§ **Stated task**
Filter the records below down to lines containing "title".

§ **Entries provided**
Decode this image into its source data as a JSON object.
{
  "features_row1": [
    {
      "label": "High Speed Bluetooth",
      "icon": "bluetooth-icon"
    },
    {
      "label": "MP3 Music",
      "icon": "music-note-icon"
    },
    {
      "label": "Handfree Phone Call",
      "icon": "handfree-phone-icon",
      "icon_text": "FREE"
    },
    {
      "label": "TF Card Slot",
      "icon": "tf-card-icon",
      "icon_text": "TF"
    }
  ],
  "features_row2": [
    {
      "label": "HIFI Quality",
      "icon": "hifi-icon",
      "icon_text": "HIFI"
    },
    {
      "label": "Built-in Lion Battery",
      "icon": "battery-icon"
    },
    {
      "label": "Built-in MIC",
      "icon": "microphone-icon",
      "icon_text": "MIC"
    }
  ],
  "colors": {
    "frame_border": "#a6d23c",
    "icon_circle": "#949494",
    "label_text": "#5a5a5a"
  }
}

...

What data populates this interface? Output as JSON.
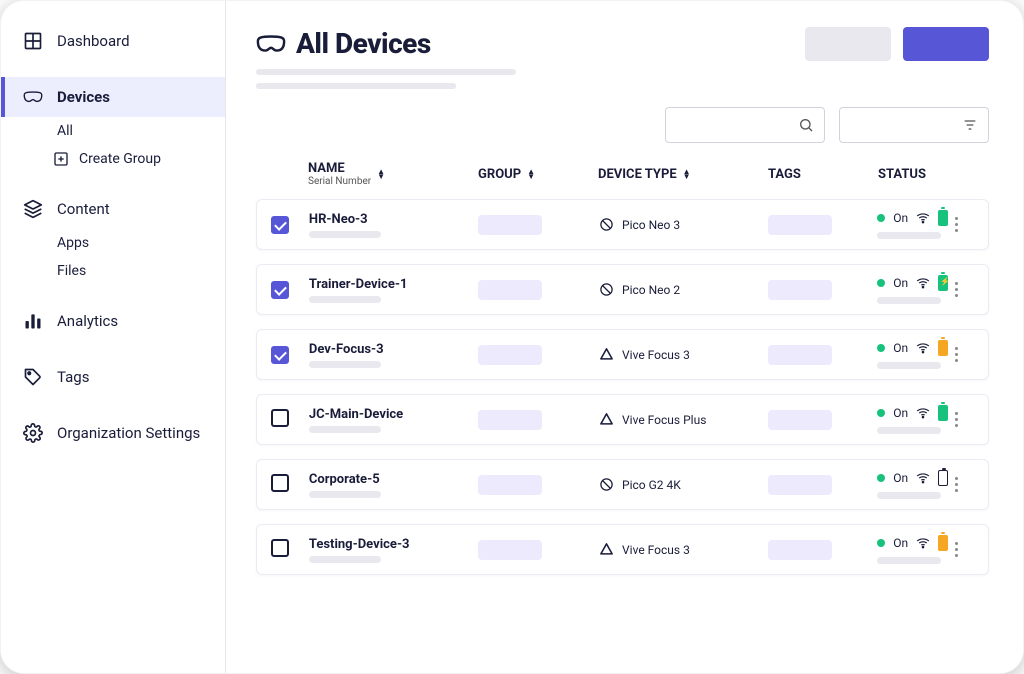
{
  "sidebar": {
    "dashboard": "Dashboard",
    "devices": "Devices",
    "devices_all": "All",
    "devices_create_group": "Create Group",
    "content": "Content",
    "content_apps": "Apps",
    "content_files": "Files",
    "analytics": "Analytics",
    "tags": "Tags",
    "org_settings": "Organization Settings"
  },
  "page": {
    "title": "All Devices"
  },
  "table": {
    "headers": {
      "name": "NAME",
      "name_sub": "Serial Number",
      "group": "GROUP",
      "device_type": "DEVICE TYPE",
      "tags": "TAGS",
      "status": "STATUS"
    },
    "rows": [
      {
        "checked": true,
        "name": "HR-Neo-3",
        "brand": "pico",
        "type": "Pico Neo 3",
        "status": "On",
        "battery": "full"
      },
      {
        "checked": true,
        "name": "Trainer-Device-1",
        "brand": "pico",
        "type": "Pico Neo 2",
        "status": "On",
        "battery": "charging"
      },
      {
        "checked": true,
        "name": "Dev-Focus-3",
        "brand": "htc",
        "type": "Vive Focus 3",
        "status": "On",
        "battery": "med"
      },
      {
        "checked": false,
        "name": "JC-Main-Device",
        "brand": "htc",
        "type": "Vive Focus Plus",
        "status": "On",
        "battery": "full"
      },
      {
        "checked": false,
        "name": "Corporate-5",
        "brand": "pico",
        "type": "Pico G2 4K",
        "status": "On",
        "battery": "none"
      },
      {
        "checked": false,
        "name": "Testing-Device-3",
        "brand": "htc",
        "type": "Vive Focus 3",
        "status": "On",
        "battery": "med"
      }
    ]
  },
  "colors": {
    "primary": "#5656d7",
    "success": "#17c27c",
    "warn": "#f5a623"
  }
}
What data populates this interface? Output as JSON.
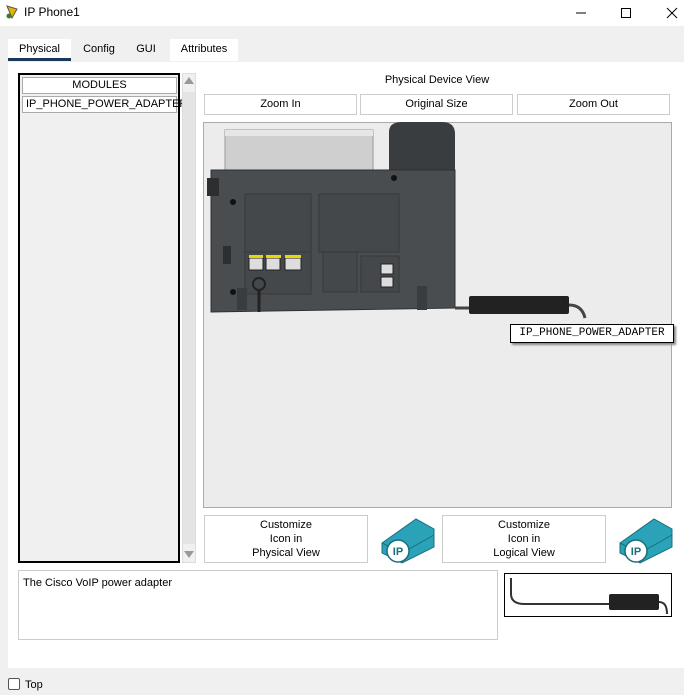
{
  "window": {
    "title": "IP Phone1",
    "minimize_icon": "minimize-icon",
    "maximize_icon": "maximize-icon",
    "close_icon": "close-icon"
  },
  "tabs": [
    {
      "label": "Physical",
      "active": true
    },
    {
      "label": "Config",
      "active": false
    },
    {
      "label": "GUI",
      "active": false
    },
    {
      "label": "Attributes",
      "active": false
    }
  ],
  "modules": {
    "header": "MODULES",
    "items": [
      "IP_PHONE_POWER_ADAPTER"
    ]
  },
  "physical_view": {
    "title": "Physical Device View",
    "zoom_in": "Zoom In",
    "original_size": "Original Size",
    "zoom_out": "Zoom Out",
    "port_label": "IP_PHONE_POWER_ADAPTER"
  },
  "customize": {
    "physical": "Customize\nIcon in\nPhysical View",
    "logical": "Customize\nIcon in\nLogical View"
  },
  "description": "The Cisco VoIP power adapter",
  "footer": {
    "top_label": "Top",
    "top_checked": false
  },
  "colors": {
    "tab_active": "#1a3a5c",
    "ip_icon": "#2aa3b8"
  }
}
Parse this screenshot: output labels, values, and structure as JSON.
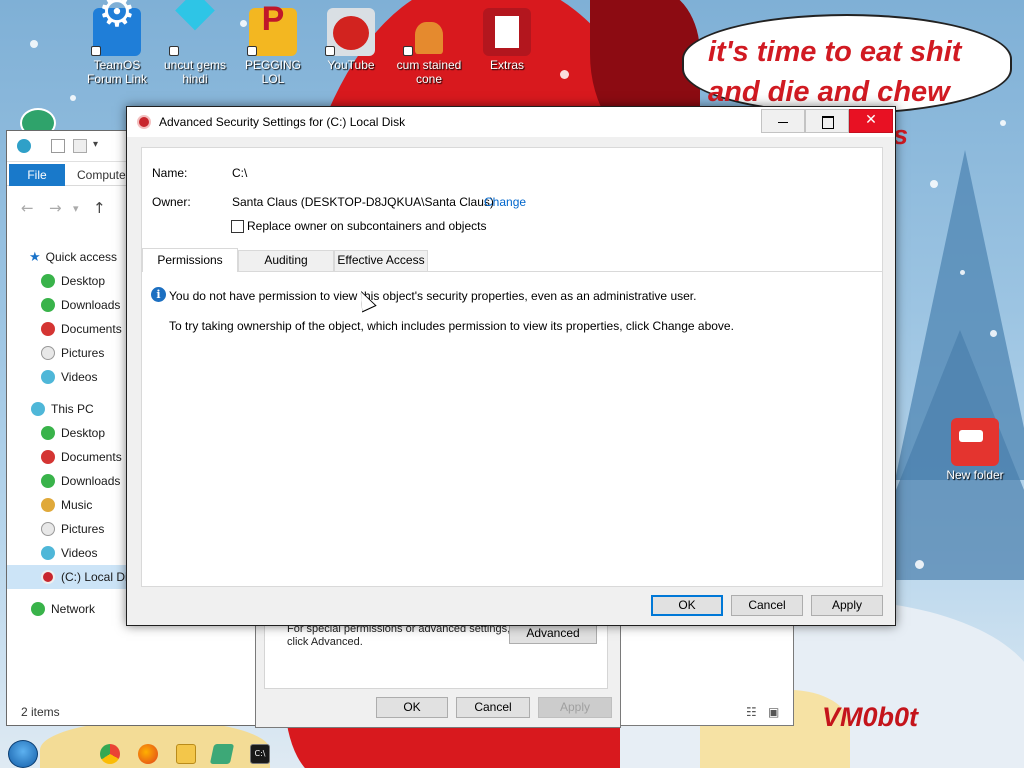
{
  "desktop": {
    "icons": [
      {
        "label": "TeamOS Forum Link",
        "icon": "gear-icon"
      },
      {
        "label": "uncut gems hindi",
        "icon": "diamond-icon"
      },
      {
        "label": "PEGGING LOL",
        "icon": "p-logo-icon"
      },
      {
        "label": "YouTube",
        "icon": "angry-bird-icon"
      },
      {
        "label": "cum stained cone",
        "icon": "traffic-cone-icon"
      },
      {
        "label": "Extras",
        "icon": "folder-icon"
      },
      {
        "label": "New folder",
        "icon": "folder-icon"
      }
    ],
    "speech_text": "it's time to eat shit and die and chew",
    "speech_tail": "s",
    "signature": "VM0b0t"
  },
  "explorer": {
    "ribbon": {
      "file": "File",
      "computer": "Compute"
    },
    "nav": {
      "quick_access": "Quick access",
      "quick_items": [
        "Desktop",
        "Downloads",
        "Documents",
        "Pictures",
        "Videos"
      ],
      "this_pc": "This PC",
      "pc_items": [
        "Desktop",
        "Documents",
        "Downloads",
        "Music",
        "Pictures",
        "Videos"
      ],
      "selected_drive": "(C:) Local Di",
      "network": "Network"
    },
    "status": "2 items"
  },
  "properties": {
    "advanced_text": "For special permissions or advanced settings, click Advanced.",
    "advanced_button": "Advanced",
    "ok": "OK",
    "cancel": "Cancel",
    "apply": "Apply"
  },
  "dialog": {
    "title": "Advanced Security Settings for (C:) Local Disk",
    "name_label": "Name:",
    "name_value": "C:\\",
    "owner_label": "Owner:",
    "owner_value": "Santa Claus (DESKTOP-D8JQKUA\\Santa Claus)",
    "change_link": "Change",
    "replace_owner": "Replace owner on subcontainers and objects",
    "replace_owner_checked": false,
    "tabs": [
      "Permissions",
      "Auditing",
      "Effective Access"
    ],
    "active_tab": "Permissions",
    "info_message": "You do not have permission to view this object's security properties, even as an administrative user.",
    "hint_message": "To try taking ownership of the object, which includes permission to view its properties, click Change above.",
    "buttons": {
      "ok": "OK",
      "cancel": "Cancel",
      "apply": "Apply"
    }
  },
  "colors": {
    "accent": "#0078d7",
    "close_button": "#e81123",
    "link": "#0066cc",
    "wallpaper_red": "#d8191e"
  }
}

§ **The completed task**
    "title": "All Devices"
    "title": "IP Phone1",
    "title": "Physical Device View",
    "title": "Advanced Security Settings for (C:) Local Disk",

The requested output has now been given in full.